## EXERCISE DESCRIPTION
Write the listing below out again exactly, dropping the images.

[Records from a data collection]
========================================

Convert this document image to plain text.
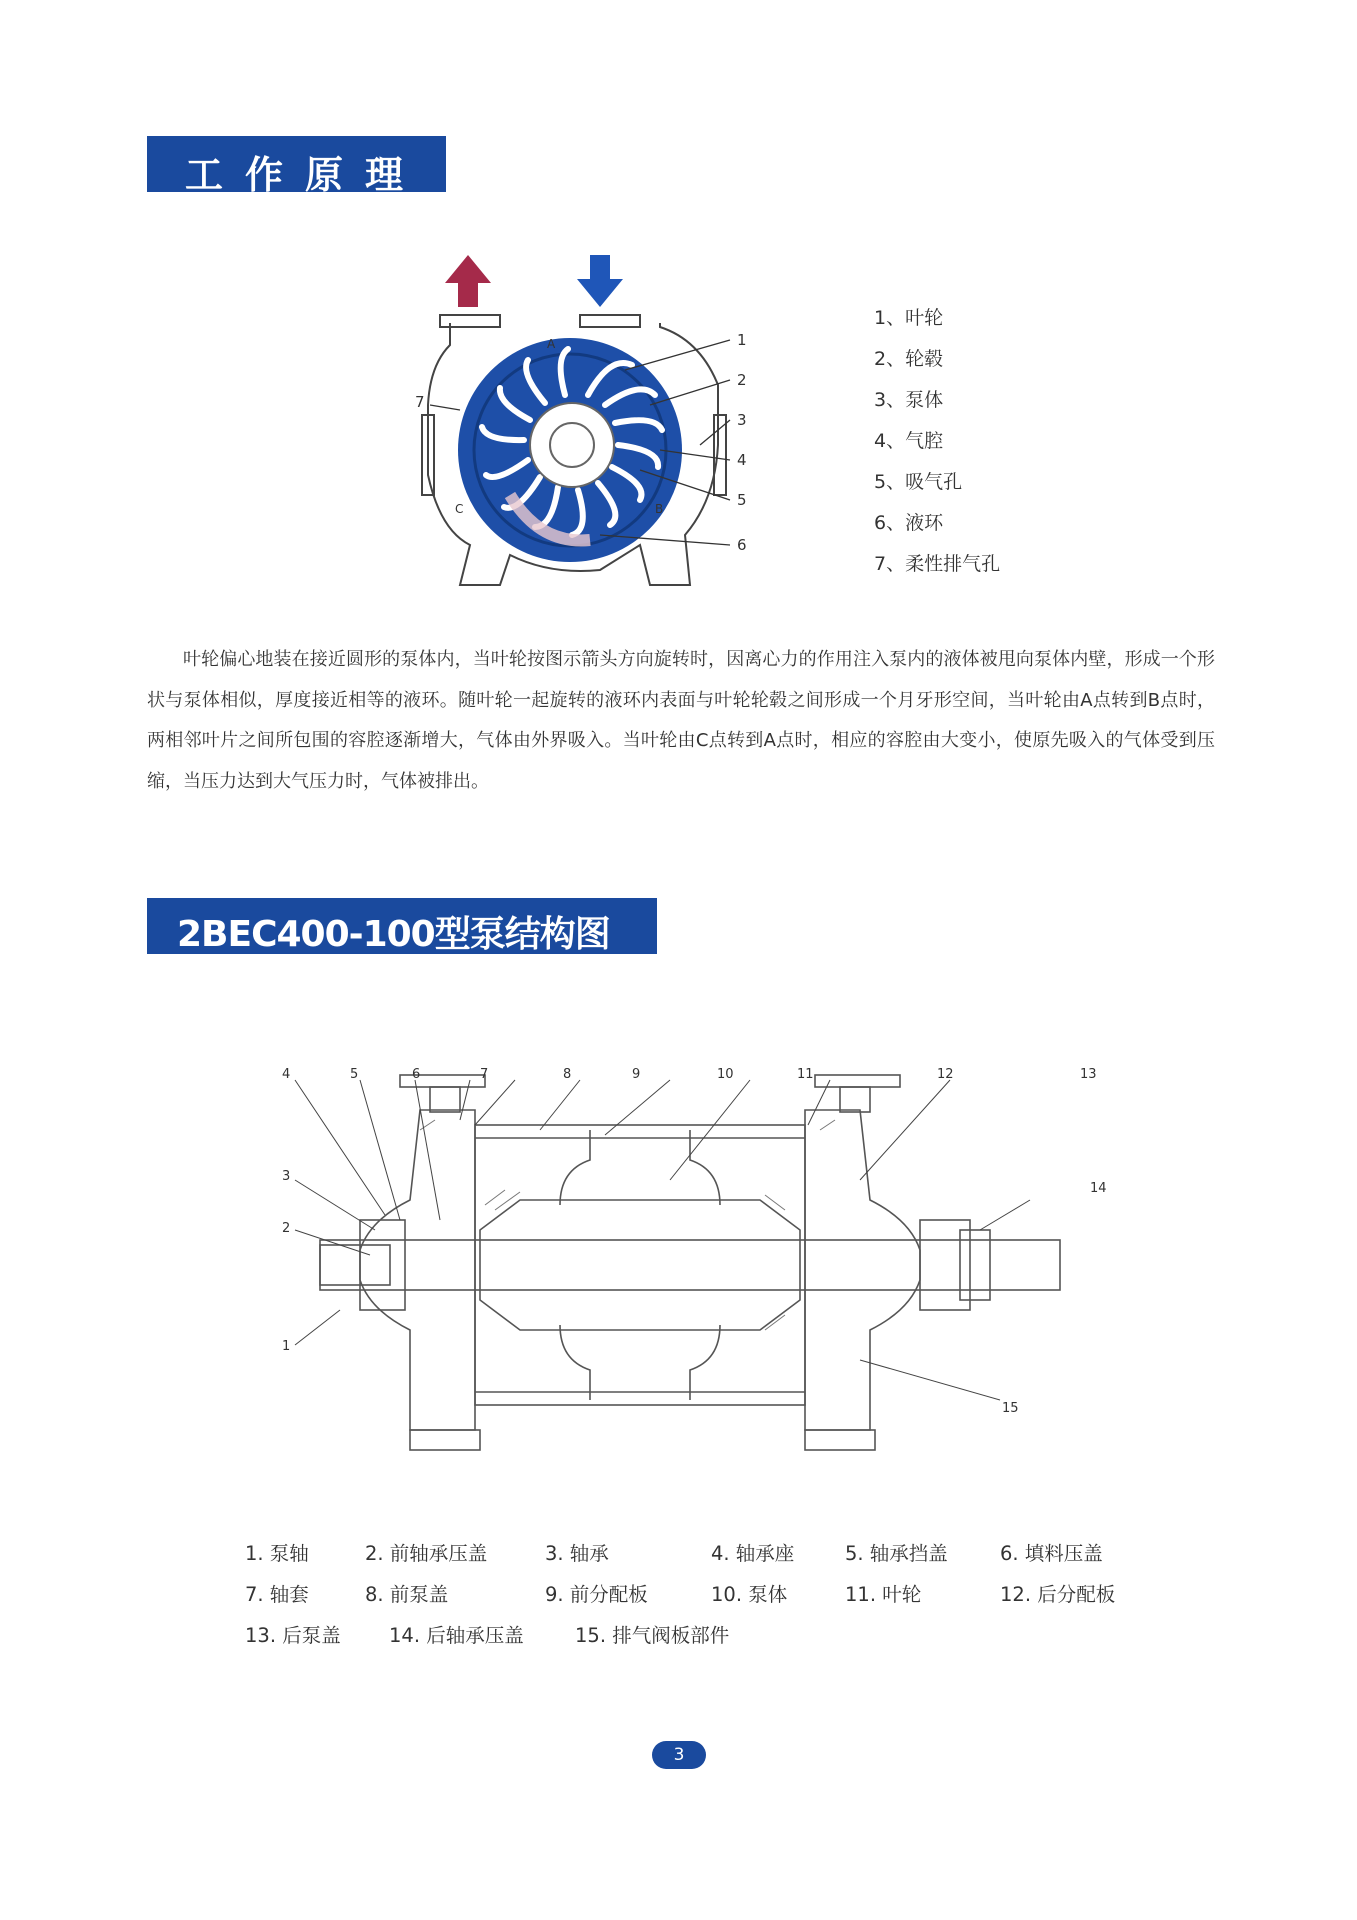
工作原理
1
2
3
4
5
6
7
A
B
C
1、叶轮
2、轮毂
3、泵体
4、气腔
5、吸气孔
6、液环
7、柔性排气孔

叶轮偏心地装在接近圆形的泵体内，当叶轮按图示箭头方向旋转时，因离心力的作用注入泵内的液体被甩向泵体内壁，形成一个形状与泵体相似，厚度接近相等的液环。随叶轮一起旋转的液环内表面与叶轮轮毂之间形成一个月牙形空间，当叶轮由A点转到B点时，两相邻叶片之间所包围的容腔逐渐增大，气体由外界吸入。当叶轮由C点转到A点时，相应的容腔由大变小，使原先吸入的气体受到压缩，当压力达到大气压力时，气体被排出。

2BEC400-100型泵结构图
1
2
3
4	5	6	7	8	9	10	11	12	13
14
15
1. 泵轴	2. 前轴承压盖	3. 轴承	4. 轴承座	5. 轴承挡盖	6. 填料压盖
7. 轴套	8. 前泵盖	9. 前分配板	10. 泵体	11. 叶轮	12. 后分配板
13. 后泵盖 14. 后轴承压盖	15. 排气阀板部件
3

========================================

## SOLUTION TO THIS PROBLEM
Convert this document image to plain text.
工作原理
1
2
3
4
5
6
7
A
B
C
1、叶轮
2、轮毂
3、泵体
4、气腔
5、吸气孔
6、液环
7、柔性排气孔

叶轮偏心地装在接近圆形的泵体内，当叶轮按图示箭头方向旋转时，因离心力的作用注入泵内的液体被甩向泵体内壁，形成一个形状与泵体相似，厚度接近相等的液环。随叶轮一起旋转的液环内表面与叶轮轮毂之间形成一个月牙形空间，当叶轮由A点转到B点时，两相邻叶片之间所包围的容腔逐渐增大，气体由外界吸入。当叶轮由C点转到A点时，相应的容腔由大变小，使原先吸入的气体受到压缩，当压力达到大气压力时，气体被排出。

2BEC400-100型泵结构图
1
2
3
4	5	6	7	8	9	10	11	12	13
14
15
1. 泵轴	2. 前轴承压盖	3. 轴承	4. 轴承座	5. 轴承挡盖	6. 填料压盖
7. 轴套	8. 前泵盖	9. 前分配板	10. 泵体	11. 叶轮	12. 后分配板
13. 后泵盖 14. 后轴承压盖	15. 排气阀板部件
3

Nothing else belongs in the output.